**TEXTO DE ORIGEM**

Depois de 20 horas de vôo divididas por uma espera de 10 horas no aeroporto de Londres, chegamos pela manhã em Islamabad, capital do Paquistão, onde um simpático funcionário da embaixada brasileira nos recebeu no aeroporto pequeno mas com lugar atapetado garantido e cercado pra quem quiser rezar. Seguimos de carro para Lahore, a 380 km dali. Pela janela horizontes desertos sem fim, um chão arenoso em tons de bege e cinza, colorido de tempos em tempos pelas roupas multicores e esvoaçantes de trabalhadores do campo ou andarilhos indo de um nada pra outro. E pelos ônibus e caminhões, também coloridos, cheios de desenhos, bordas trabalhadas, lotados de coisa e de gente.

Nas paradas o motorista nos ia apontando integrantes do Taliban, identificados pelas roupas e comprimento da barba. Aos poucos saberia reconhecê-los pelo olhar. Uma mistura de medo e desprezo: mulher e ainda sem véu…

A chegada se deu por uma periferia sem fim, até chegar na parte rica da cidade, mostrando uma disparidade que bem conhecemos entre uma classe alta, ocidentalizada ou não, e o ´resto´. Um trânsito que pode ser comparado ao dobro do volume de carros de São Paulo, mas com os motoristas do Rio de Janeiro… motos carregando famílias inteiras, um homem, uma ou duas mulheres (sempre sentadas de lado), o bebê e as crianças. Algumas carroças puxadas por cavalos e muitos táxis triciclos, com a audácia dos nossos motoboys. E todos andando ao contrário, que lá foi colônia inglesa, quando tudo ainda era a Índia. O Paquistão passou a existir como país de maioria absoluta muçulmana com o fim do Império Britânico na região em 1947.

**ENTRADAS FORNECIDAS**

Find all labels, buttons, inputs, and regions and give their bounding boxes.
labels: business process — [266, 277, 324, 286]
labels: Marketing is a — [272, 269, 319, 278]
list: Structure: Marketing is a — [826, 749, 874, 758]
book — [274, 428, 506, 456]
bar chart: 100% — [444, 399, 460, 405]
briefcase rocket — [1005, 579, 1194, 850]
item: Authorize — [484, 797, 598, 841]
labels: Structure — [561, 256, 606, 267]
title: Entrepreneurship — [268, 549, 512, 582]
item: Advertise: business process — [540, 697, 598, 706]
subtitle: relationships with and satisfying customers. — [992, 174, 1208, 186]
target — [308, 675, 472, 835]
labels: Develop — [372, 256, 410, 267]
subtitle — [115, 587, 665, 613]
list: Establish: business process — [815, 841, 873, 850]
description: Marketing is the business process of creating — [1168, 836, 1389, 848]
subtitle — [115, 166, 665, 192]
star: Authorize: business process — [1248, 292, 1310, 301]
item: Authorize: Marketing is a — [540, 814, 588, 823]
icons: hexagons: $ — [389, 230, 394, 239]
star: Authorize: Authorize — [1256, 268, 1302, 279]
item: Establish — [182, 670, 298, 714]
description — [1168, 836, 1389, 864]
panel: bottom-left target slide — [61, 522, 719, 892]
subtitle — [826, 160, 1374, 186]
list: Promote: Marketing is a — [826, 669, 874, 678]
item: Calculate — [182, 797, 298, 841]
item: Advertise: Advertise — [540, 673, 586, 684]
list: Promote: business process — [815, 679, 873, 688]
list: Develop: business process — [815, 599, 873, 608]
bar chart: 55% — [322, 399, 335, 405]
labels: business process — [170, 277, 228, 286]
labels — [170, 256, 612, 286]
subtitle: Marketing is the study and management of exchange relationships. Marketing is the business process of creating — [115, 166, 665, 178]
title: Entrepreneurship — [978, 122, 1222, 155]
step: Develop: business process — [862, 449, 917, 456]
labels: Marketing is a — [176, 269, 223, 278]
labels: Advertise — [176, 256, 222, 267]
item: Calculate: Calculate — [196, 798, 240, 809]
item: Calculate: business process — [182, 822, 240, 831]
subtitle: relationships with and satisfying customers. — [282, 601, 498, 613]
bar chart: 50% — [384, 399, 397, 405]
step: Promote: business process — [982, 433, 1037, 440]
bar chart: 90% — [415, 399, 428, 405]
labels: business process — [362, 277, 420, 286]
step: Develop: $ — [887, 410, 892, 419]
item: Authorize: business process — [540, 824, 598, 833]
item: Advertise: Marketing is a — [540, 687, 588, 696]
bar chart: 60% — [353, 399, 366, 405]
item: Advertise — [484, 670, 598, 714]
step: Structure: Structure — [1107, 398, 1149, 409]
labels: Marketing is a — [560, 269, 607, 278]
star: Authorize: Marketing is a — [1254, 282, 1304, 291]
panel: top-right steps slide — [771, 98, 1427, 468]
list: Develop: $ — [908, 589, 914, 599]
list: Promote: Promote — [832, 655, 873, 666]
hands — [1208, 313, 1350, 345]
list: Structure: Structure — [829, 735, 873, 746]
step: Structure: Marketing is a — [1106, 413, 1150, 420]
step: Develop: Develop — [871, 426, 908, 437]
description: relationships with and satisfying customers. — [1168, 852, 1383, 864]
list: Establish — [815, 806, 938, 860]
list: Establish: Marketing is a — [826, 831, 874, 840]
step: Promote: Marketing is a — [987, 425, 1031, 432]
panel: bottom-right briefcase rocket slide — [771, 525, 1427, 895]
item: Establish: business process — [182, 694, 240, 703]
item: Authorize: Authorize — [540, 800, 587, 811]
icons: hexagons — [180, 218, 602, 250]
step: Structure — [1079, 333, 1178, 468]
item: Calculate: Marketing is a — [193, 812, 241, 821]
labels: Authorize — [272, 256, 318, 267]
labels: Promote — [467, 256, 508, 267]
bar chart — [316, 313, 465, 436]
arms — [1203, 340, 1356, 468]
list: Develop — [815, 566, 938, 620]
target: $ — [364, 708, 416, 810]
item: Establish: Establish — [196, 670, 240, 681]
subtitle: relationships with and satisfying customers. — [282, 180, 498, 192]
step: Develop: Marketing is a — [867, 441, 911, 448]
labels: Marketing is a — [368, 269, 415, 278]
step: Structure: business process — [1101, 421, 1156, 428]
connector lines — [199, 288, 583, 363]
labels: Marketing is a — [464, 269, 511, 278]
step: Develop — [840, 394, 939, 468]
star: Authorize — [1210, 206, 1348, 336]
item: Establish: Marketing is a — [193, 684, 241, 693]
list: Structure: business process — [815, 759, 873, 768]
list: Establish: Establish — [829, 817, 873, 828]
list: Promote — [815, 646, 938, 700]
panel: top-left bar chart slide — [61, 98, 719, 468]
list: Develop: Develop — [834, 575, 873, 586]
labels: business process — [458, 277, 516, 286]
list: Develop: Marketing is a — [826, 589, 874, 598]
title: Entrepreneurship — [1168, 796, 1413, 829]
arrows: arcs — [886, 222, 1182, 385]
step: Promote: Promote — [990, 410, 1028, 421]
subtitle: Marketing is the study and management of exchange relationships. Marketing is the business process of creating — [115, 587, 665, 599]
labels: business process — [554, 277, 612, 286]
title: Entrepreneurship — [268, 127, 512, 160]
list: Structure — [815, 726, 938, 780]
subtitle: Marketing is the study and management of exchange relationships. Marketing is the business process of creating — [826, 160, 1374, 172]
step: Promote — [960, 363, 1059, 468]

**DESAFIOS**
A) Transcreva do relato da viagem ao Paquistão o trecho que vai de "Depois de 20" até "e de gente.", incluindo este último.
B) De acordo com o relato da viagem ao Paquistão, por que todos andam ao contrário no trânsito de lá? Explique em uma a três frases.
C) Indique, por favor, se cada afirmação a seguir concorda com o relato da viagem ao Paquistão, respondendo sim ou não e citando as palavras do relato que decidem a questão. (i) A viagem até Islamabad incluiu uma espera de 10 horas no aeroporto de Londres. (ii) De Islamabad, os viajantes seguiram de trem para Lahore. (iii) O Paquistão passou a existir como país em 1947.

**RESPOSTAS POR TAREFA**
A)
Depois de 20 horas de vôo divididas por uma espera de 10 horas no aeroporto de Londres, chegamos pela manhã em Islamabad, capital do Paquistão, onde um simpático funcionário da embaixada brasileira nos recebeu no aeroporto pequeno mas com lugar atapetado garantido e cercado pra quem quiser rezar. Seguimos de carro para Lahore, a 380 km dali. Pela janela horizontes desertos sem fim, um chão arenoso em tons de bege e cinza, colorido de tempos em tempos pelas roupas multicores e esvoaçantes de trabalhadores do campo ou andarilhos indo de um nada pra outro. E pelos ônibus e caminhões, também coloridos, cheios de desenhos, bordas trabalhadas, lotados de coisa e de gente.

B) Porque o lugar foi colônia inglesa, na época em que tudo ainda era a Índia.

C)
(i) Sim: "Depois de 20 horas de vôo divididas por uma espera de 10 horas no aeroporto de Londres".
(ii) Não: "Seguimos de carro para Lahore, a 380 km dali."
(iii) Sim: "O Paquistão passou a existir como país de maioria absoluta muçulmana com o fim do Império Britânico na região em 1947."